• _Stated problem_
Determine the number of lines holding the word "text"; answer with that number only.

[Extracted records]
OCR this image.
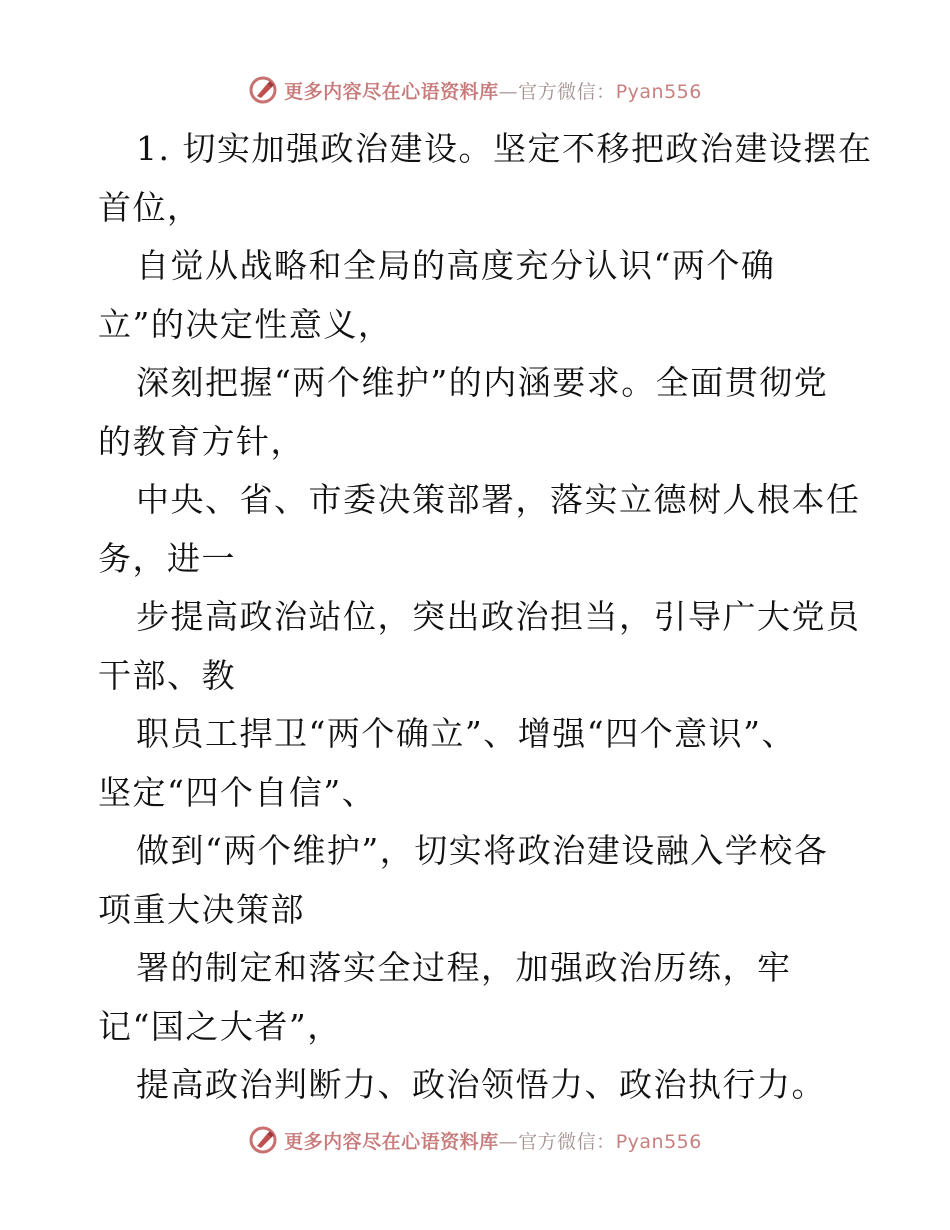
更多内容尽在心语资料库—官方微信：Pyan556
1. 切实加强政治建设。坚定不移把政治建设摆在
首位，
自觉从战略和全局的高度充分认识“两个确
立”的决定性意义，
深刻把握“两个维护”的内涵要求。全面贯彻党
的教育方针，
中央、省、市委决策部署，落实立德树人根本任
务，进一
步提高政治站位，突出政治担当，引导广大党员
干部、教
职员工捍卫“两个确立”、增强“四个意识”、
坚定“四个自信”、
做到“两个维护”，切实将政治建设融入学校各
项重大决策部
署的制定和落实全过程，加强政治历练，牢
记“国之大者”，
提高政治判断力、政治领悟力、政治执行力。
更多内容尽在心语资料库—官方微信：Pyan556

--

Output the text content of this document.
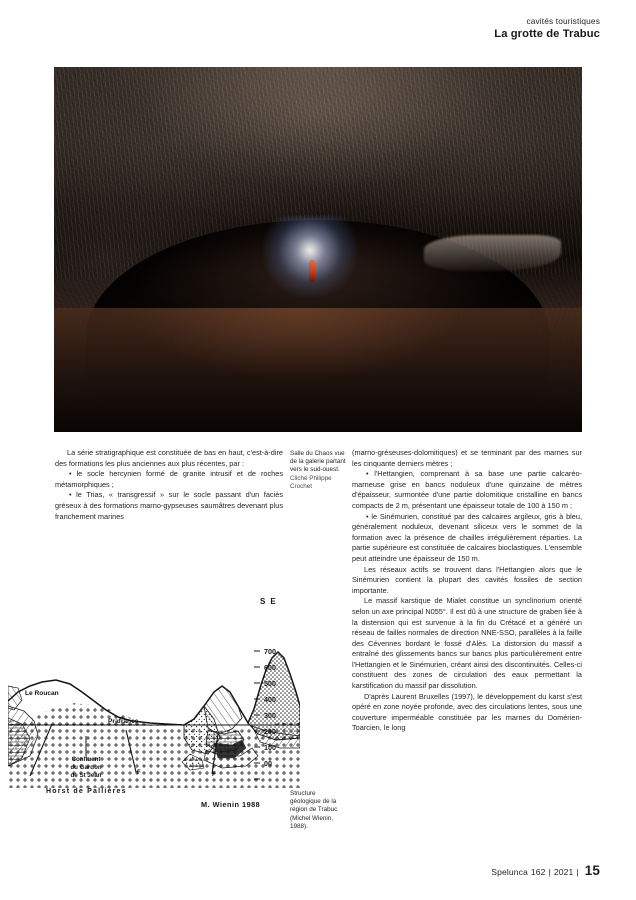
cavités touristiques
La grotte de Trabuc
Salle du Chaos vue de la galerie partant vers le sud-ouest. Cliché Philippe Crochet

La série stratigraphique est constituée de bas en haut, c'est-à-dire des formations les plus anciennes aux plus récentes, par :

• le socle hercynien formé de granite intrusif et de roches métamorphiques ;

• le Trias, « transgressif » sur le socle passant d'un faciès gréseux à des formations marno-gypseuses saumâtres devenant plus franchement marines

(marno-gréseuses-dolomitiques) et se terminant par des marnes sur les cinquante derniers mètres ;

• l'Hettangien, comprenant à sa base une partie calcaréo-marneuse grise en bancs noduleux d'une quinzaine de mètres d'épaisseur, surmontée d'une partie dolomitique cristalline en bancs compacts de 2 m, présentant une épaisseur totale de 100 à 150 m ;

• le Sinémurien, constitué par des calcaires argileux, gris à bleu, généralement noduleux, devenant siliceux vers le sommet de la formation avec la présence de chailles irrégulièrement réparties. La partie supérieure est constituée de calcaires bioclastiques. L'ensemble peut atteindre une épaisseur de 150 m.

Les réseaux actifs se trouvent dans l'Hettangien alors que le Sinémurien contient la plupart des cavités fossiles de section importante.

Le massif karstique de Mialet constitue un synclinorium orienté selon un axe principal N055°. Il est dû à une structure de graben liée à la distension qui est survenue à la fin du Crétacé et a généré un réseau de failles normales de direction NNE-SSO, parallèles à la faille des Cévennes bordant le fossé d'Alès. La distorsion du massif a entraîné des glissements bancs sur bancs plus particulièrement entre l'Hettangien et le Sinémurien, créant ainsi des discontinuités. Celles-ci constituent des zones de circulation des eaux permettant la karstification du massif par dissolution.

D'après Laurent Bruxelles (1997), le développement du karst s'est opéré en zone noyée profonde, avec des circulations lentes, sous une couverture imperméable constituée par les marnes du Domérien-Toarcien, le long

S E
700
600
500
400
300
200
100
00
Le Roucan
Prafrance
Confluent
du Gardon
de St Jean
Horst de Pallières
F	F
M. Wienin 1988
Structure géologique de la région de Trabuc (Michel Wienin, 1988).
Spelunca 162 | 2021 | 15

==

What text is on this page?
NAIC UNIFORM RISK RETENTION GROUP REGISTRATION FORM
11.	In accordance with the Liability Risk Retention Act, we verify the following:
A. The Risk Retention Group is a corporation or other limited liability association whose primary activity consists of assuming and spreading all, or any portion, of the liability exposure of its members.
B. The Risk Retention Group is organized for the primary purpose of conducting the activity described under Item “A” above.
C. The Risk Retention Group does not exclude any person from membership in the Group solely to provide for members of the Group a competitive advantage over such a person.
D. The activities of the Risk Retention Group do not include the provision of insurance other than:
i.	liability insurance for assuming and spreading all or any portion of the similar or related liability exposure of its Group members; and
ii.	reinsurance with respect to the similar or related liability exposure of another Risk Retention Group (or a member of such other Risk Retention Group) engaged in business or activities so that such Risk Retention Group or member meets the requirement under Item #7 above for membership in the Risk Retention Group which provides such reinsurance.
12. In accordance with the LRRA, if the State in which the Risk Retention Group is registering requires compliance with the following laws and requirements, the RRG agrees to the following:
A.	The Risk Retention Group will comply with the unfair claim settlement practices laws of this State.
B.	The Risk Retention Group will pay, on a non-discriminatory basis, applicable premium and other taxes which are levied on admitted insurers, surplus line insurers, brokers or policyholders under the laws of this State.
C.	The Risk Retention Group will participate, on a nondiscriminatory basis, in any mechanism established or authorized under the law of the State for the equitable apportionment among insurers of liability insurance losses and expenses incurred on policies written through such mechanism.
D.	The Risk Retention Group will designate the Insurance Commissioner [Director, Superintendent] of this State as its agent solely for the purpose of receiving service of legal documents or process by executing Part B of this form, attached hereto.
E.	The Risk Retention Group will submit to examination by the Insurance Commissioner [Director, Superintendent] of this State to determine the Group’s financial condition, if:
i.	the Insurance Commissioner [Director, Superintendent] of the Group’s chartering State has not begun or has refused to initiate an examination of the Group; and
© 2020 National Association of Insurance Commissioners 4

• _Solution_
2